Task directions
Everything from the line with "Give me the" to the end of the data should be restated word for word, and nothing before it.

begin Recorded data

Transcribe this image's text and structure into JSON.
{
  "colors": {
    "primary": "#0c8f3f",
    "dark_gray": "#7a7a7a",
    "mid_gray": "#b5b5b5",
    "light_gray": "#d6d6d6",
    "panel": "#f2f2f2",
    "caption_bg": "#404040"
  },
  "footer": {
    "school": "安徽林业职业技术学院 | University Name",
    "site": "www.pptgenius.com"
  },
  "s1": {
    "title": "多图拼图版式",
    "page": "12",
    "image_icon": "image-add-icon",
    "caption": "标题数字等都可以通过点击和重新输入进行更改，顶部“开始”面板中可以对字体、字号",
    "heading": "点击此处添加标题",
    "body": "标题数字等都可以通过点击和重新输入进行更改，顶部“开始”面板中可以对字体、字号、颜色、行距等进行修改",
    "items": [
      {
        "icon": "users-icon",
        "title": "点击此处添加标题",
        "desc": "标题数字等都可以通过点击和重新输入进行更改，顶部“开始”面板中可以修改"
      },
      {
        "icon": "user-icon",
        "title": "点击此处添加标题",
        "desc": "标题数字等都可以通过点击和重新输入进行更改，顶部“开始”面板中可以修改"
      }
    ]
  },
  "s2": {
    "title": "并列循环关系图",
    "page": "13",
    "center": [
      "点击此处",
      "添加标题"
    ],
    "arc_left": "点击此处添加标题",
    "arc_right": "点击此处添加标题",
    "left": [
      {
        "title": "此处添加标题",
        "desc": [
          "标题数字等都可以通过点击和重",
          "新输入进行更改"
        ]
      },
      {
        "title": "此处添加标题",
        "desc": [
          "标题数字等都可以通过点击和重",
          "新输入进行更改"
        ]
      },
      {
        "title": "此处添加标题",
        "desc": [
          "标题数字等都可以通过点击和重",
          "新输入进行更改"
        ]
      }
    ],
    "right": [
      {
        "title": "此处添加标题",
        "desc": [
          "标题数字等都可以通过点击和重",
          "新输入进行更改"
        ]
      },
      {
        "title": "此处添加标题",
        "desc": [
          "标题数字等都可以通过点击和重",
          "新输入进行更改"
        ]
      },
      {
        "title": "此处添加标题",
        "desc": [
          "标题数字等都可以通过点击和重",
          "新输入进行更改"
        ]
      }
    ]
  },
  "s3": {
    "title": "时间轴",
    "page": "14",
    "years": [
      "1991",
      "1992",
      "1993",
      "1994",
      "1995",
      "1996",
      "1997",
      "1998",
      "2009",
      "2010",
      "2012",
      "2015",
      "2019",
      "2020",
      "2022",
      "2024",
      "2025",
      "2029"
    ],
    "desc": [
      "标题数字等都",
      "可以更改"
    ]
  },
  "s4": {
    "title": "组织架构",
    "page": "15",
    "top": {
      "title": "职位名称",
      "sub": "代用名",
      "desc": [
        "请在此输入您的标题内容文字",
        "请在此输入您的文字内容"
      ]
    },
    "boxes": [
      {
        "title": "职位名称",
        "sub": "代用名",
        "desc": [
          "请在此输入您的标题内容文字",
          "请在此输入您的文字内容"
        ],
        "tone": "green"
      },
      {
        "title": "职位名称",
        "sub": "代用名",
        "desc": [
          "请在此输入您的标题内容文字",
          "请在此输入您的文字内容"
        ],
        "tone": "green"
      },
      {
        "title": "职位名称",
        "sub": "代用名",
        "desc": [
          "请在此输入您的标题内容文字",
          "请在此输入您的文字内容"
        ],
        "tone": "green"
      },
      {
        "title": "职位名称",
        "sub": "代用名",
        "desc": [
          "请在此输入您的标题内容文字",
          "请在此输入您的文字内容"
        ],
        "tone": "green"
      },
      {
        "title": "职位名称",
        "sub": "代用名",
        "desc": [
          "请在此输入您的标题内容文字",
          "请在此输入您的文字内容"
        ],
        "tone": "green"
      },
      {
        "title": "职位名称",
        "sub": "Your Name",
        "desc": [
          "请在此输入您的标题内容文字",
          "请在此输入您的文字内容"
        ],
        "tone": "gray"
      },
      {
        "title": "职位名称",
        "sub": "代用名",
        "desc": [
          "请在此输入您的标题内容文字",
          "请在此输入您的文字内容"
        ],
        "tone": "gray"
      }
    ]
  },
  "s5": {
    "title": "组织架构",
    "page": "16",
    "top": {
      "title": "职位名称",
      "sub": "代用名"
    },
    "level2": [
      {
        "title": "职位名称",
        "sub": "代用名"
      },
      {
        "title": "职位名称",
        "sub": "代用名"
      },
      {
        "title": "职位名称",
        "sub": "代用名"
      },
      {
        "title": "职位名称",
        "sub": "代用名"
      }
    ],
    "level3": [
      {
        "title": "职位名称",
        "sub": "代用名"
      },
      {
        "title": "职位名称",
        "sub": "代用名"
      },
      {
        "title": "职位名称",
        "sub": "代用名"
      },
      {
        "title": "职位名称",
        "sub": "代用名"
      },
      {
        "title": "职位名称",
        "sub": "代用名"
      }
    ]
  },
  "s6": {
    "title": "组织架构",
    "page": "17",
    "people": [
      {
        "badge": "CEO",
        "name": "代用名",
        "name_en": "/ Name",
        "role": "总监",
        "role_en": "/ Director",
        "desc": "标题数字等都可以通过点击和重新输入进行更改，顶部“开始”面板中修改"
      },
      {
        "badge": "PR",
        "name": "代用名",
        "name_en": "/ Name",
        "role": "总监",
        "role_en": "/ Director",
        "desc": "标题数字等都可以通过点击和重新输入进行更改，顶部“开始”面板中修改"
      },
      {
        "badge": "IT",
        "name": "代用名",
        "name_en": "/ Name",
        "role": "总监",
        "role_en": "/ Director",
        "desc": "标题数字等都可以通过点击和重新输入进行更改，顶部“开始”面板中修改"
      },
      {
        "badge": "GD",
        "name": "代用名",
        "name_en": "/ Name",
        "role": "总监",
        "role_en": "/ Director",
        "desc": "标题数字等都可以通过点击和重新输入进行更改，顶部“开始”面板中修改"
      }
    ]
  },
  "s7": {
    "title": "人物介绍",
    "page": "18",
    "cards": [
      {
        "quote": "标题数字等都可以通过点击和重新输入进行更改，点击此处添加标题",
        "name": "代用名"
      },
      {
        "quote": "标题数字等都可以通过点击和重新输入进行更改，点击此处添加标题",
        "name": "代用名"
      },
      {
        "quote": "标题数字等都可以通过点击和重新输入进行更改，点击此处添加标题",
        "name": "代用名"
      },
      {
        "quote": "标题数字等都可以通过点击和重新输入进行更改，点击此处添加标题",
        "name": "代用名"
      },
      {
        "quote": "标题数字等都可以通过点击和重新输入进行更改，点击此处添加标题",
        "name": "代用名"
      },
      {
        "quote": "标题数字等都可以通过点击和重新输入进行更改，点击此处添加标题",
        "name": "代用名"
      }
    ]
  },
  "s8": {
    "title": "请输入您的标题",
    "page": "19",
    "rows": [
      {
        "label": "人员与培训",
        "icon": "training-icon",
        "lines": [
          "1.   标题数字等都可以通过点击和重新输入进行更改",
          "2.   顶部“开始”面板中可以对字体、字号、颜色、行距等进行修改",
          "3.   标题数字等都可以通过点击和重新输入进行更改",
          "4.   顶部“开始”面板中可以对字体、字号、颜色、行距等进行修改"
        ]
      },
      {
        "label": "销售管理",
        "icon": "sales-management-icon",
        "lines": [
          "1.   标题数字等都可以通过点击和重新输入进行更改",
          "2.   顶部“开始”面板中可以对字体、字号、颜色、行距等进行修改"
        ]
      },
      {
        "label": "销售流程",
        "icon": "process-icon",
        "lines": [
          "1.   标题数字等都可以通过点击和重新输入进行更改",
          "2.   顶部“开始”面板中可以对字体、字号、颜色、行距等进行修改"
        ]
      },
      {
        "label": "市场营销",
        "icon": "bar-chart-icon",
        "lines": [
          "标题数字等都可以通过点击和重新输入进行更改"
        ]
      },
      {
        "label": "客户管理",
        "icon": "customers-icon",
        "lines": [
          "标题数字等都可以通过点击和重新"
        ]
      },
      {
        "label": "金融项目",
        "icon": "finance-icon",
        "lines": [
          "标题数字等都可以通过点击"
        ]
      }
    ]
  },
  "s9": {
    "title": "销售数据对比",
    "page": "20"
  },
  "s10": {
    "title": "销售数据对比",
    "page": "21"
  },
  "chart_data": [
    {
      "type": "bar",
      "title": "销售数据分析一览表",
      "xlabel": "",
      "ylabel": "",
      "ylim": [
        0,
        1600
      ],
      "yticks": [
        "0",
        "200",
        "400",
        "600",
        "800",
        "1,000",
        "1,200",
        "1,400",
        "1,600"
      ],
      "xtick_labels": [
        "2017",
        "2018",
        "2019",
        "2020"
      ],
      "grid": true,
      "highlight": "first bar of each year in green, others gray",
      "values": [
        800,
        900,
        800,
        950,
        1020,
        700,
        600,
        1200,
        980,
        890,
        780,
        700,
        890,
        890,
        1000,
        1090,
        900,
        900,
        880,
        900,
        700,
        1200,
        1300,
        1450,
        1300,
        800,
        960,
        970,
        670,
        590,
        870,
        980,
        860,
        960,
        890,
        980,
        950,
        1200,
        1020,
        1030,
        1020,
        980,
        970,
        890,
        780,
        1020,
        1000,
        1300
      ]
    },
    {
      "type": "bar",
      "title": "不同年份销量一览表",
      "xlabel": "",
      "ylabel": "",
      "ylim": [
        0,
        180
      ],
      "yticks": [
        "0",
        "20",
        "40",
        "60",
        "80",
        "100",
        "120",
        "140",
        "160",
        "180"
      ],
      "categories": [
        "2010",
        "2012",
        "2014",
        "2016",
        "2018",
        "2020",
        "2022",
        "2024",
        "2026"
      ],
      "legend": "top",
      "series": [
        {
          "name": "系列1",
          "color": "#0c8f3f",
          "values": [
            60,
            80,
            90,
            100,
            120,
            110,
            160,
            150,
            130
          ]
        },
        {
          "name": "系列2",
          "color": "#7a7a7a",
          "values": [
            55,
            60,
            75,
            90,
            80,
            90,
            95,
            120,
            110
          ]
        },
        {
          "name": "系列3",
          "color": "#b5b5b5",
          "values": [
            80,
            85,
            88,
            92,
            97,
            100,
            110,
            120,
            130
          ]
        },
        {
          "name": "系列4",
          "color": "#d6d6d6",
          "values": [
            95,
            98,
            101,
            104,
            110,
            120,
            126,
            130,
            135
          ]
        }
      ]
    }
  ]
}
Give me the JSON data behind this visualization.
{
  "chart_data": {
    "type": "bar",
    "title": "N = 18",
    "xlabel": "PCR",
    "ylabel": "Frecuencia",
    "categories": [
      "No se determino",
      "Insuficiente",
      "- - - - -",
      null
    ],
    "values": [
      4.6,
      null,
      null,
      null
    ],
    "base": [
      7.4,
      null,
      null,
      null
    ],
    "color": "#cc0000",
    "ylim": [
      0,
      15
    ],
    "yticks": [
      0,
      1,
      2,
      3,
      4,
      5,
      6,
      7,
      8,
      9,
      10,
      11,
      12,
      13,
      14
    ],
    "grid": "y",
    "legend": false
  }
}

end Recorded data

Exercise response
Give me the JSON data behind this visualization.
{
  "chart_data": {
    "type": "bar",
    "title": "N = 18",
    "xlabel": "PCR",
    "ylabel": "Frecuencia",
    "categories": [
      "No se determino",
      "Insuficiente",
      "- - - - -",
      null
    ],
    "values": [
      4.6,
      null,
      null,
      null
    ],
    "base": [
      7.4,
      null,
      null,
      null
    ],
    "color": "#cc0000",
    "ylim": [
      0,
      15
    ],
    "yticks": [
      0,
      1,
      2,
      3,
      4,
      5,
      6,
      7,
      8,
      9,
      10,
      11,
      12,
      13,
      14
    ],
    "grid": "y",
    "legend": false
  }
}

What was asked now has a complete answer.